── RAW RECORDS
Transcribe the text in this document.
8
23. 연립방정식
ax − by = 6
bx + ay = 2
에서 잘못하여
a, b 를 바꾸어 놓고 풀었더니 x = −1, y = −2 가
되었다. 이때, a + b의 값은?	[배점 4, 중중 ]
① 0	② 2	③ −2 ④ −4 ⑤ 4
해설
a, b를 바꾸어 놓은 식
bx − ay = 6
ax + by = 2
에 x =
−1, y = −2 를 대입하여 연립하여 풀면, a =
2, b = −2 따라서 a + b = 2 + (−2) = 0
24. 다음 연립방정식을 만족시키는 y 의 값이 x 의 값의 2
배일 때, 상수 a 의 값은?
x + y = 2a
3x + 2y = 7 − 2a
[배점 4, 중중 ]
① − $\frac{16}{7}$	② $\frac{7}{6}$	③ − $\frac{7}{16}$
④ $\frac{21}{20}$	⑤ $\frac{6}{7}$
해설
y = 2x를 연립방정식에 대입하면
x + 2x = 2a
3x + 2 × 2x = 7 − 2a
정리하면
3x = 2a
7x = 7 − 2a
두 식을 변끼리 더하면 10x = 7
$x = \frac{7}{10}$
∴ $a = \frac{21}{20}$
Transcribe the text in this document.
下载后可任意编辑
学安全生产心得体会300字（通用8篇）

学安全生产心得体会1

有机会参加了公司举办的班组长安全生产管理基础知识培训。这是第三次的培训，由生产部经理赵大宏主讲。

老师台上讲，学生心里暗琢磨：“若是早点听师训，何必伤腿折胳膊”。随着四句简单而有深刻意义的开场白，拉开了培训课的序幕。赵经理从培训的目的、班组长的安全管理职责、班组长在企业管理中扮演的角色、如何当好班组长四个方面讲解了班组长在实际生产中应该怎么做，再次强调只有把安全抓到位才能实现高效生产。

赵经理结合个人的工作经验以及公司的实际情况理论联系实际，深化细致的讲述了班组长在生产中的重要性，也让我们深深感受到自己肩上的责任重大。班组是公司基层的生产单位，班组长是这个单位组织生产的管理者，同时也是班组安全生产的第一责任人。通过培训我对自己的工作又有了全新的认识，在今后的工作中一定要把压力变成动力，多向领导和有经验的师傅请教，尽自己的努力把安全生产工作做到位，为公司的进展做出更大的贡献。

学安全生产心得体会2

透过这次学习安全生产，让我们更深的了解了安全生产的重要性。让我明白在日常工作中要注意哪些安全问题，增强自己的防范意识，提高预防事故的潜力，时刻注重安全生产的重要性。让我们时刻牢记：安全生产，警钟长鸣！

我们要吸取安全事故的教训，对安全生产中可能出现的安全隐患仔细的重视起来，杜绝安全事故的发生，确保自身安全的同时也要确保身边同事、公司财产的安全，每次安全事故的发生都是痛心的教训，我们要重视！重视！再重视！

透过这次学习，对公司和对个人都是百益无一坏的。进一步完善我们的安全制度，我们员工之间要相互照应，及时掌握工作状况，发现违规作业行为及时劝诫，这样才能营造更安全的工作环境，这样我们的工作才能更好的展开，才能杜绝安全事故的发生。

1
────
INSTRUCTIONS TO FOLLOW => Repeat the entries above exactly, leaving nothing out.

WRITTEN SOLUTION =>
Transcribe the text in this document.
8
23. 연립방정식
ax − by = 6
bx + ay = 2
에서 잘못하여
a, b 를 바꾸어 놓고 풀었더니 x = −1, y = −2 가
되었다. 이때, a + b의 값은?	[배점 4, 중중 ]
① 0	② 2	③ −2 ④ −4 ⑤ 4
해설
a, b를 바꾸어 놓은 식
bx − ay = 6
ax + by = 2
에 x =
−1, y = −2 를 대입하여 연립하여 풀면, a =
2, b = −2 따라서 a + b = 2 + (−2) = 0
24. 다음 연립방정식을 만족시키는 y 의 값이 x 의 값의 2
배일 때, 상수 a 의 값은?
x + y = 2a
3x + 2y = 7 − 2a
[배점 4, 중중 ]
① − $\frac{16}{7}$	② $\frac{7}{6}$	③ − $\frac{7}{16}$
④ $\frac{21}{20}$	⑤ $\frac{6}{7}$
해설
y = 2x를 연립방정식에 대입하면
x + 2x = 2a
3x + 2 × 2x = 7 − 2a
정리하면
3x = 2a
7x = 7 − 2a
두 식을 변끼리 더하면 10x = 7
$x = \frac{7}{10}$
∴ $a = \frac{21}{20}$
Transcribe the text in this document.
下载后可任意编辑
学安全生产心得体会300字（通用8篇）

学安全生产心得体会1

有机会参加了公司举办的班组长安全生产管理基础知识培训。这是第三次的培训，由生产部经理赵大宏主讲。

老师台上讲，学生心里暗琢磨：“若是早点听师训，何必伤腿折胳膊”。随着四句简单而有深刻意义的开场白，拉开了培训课的序幕。赵经理从培训的目的、班组长的安全管理职责、班组长在企业管理中扮演的角色、如何当好班组长四个方面讲解了班组长在实际生产中应该怎么做，再次强调只有把安全抓到位才能实现高效生产。

赵经理结合个人的工作经验以及公司的实际情况理论联系实际，深化细致的讲述了班组长在生产中的重要性，也让我们深深感受到自己肩上的责任重大。班组是公司基层的生产单位，班组长是这个单位组织生产的管理者，同时也是班组安全生产的第一责任人。通过培训我对自己的工作又有了全新的认识，在今后的工作中一定要把压力变成动力，多向领导和有经验的师傅请教，尽自己的努力把安全生产工作做到位，为公司的进展做出更大的贡献。

学安全生产心得体会2

透过这次学习安全生产，让我们更深的了解了安全生产的重要性。让我明白在日常工作中要注意哪些安全问题，增强自己的防范意识，提高预防事故的潜力，时刻注重安全生产的重要性。让我们时刻牢记：安全生产，警钟长鸣！

我们要吸取安全事故的教训，对安全生产中可能出现的安全隐患仔细的重视起来，杜绝安全事故的发生，确保自身安全的同时也要确保身边同事、公司财产的安全，每次安全事故的发生都是痛心的教训，我们要重视！重视！再重视！

透过这次学习，对公司和对个人都是百益无一坏的。进一步完善我们的安全制度，我们员工之间要相互照应，及时掌握工作状况，发现违规作业行为及时劝诫，这样才能营造更安全的工作环境，这样我们的工作才能更好的展开，才能杜绝安全事故的发生。

1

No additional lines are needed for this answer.